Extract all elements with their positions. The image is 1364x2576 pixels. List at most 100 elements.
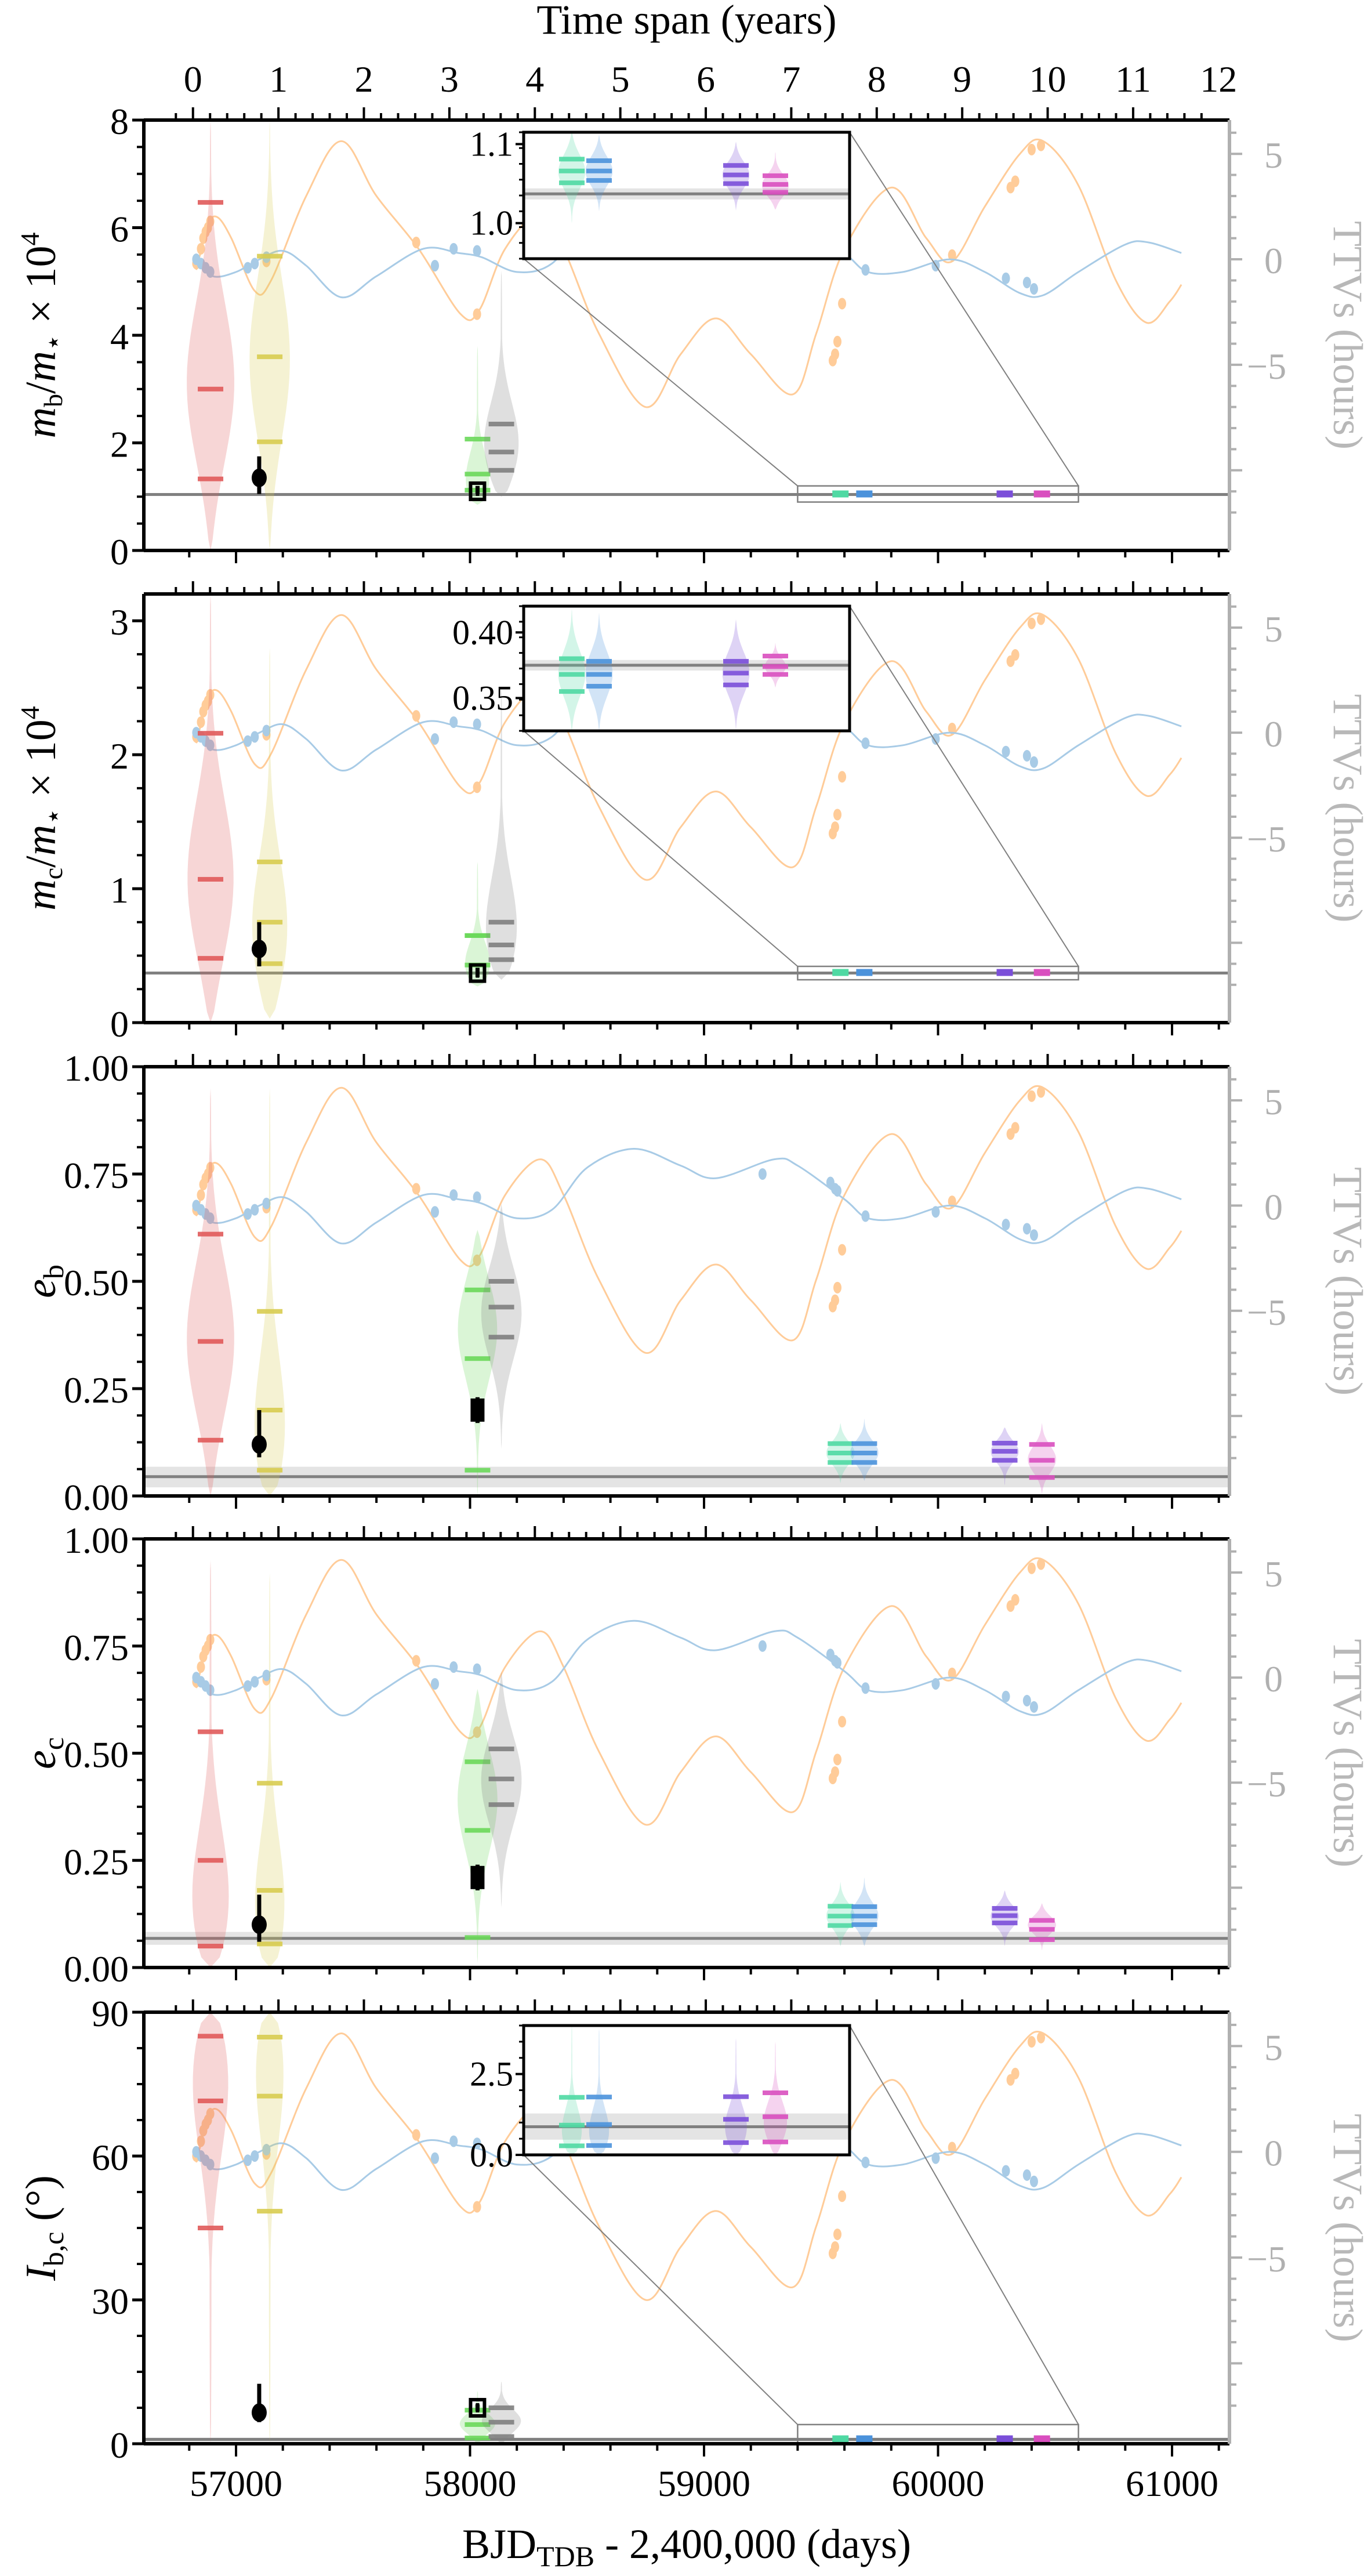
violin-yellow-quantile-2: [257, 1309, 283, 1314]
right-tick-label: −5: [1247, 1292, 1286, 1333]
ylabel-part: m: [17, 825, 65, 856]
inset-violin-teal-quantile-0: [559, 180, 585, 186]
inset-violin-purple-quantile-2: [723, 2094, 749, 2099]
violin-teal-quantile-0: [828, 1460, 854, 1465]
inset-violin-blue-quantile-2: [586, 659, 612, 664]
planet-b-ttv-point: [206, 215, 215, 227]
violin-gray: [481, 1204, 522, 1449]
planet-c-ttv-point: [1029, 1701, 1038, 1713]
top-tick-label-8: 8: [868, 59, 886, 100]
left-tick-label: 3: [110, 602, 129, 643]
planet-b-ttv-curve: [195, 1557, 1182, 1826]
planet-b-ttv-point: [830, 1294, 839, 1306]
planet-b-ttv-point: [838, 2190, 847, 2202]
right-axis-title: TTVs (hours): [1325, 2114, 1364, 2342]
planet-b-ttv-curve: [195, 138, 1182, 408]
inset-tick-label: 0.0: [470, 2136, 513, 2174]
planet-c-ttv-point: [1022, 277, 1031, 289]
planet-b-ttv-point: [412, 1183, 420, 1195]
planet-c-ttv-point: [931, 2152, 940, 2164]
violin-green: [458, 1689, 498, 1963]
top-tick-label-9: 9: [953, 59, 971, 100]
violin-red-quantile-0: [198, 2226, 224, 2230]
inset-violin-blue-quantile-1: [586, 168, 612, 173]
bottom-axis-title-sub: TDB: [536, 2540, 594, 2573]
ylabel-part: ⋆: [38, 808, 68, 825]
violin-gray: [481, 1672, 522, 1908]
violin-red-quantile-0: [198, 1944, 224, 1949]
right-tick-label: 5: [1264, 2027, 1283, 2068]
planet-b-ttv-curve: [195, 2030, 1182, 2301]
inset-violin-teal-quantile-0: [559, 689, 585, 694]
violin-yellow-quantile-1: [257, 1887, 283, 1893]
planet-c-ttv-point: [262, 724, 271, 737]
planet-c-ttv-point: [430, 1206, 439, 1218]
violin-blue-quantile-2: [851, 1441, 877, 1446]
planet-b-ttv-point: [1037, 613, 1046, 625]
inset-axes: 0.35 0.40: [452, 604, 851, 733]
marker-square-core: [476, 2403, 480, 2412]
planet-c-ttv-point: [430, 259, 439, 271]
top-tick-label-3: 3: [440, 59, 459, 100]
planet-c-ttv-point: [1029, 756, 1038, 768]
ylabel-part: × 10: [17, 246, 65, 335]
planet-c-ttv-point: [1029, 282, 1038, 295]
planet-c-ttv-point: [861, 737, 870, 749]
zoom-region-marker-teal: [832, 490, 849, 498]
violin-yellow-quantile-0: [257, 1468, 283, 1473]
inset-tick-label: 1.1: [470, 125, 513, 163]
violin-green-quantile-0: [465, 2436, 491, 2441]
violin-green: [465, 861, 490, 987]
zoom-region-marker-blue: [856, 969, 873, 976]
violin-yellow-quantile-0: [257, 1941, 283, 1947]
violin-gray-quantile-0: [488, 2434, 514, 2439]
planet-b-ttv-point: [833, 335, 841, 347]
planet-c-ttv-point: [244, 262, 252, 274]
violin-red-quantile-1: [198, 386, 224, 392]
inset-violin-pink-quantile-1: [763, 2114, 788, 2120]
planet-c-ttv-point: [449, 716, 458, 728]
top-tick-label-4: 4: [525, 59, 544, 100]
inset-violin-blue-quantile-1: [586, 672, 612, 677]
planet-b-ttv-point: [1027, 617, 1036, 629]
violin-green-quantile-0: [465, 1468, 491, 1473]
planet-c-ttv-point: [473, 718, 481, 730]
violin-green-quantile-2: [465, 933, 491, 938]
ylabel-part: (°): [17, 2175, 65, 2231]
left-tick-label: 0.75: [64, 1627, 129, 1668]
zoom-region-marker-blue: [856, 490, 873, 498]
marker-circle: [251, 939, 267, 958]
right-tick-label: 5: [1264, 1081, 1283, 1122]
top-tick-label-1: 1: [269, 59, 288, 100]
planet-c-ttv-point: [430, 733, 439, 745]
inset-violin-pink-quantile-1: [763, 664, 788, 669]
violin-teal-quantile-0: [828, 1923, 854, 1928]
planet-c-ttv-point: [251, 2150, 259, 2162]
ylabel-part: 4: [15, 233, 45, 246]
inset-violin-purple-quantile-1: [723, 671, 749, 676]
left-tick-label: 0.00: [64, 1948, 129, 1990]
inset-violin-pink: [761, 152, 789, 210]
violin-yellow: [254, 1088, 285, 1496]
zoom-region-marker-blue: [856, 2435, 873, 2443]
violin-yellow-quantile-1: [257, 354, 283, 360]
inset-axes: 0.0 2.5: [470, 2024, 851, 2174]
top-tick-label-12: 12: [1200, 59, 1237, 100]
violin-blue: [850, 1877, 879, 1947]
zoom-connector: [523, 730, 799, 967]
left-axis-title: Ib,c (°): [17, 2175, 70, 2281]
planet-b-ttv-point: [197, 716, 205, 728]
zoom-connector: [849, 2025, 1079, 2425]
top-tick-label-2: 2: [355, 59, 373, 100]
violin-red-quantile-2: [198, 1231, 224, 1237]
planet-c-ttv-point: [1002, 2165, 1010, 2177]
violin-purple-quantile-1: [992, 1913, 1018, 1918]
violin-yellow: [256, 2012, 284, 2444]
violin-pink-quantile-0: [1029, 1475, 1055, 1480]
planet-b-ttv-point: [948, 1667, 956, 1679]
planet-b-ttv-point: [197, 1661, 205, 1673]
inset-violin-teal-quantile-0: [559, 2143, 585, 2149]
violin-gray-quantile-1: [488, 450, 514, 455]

+ + + + + + +

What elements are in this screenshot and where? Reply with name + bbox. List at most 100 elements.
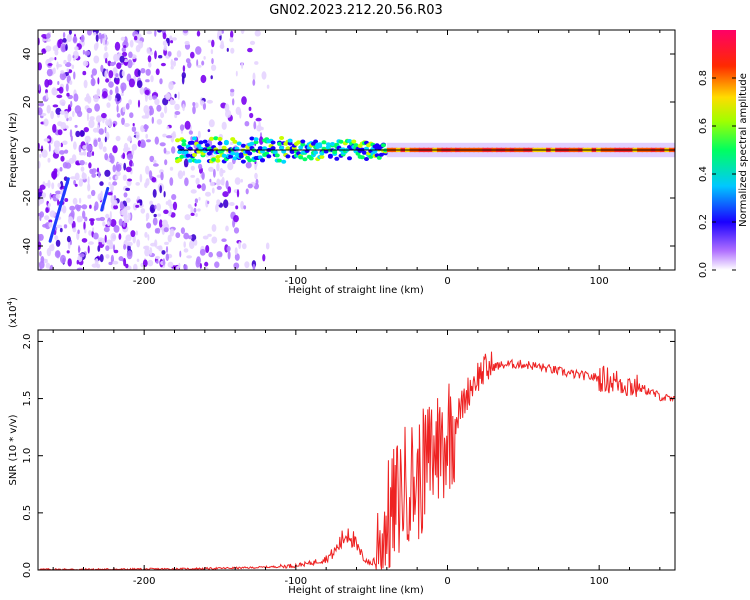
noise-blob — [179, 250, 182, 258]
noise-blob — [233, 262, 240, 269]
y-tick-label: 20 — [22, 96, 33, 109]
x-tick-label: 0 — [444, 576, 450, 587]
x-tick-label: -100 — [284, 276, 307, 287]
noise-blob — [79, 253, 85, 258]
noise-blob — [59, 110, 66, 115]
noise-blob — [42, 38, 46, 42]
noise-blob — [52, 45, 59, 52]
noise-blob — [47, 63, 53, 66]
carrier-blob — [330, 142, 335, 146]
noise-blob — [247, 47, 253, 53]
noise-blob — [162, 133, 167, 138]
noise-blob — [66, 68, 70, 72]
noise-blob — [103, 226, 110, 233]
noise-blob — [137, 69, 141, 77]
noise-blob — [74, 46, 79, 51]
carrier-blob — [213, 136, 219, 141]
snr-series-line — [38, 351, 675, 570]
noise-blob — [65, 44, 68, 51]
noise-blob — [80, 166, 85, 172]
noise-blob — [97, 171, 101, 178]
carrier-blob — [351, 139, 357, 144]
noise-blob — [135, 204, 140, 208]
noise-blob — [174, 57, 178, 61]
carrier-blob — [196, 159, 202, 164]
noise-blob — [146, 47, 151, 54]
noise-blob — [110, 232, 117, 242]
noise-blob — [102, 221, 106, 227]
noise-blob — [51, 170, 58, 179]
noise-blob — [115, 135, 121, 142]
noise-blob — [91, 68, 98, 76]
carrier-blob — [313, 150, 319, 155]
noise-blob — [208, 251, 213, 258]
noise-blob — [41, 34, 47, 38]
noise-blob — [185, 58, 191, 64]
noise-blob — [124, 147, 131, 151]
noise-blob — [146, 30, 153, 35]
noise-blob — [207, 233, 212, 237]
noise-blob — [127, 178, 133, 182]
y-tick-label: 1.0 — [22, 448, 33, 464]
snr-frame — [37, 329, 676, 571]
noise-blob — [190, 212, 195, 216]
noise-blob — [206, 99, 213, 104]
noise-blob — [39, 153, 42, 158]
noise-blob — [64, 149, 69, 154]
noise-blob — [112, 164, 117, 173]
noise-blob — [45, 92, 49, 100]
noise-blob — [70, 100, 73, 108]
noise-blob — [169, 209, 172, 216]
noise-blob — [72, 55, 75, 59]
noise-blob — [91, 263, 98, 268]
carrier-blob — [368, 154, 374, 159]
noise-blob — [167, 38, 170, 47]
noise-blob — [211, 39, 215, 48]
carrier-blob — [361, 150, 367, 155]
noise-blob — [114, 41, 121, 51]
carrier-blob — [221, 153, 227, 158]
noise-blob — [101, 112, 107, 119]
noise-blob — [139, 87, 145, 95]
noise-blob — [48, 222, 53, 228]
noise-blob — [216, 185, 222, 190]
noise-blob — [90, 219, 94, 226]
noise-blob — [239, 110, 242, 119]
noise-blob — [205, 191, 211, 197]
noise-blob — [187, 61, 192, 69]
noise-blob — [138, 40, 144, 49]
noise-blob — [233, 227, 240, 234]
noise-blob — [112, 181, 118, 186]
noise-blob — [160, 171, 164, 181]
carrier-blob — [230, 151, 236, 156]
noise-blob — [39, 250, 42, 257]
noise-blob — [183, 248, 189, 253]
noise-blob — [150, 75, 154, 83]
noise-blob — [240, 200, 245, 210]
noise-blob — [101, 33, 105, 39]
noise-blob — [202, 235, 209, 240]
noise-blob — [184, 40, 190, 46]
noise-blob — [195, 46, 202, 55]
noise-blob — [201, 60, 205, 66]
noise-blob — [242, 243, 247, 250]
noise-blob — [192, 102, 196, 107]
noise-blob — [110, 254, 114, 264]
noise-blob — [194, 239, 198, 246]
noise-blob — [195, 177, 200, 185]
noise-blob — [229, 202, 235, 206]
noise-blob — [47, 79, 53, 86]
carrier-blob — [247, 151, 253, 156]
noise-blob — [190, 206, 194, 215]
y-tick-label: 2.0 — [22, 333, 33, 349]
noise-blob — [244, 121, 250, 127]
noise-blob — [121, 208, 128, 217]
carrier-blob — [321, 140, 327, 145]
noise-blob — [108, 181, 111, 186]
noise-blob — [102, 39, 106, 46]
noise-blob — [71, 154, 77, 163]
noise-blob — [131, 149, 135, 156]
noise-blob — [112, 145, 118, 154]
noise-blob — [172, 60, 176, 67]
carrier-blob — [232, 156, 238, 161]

+ + + + + + +

## PROBLEM STATEMENT
Report each line in the material above that contains the string "pink", copying every such line in full.

## WRITTEN RESPONSE
inset-violin-pink-quantile-1: [763, 2114, 788, 2120]
inset-violin-pink-quantile-1: [763, 664, 788, 669]
inset-violin-pink: [761, 152, 789, 210]
violin-pink-quantile-0: [1029, 1475, 1055, 1480]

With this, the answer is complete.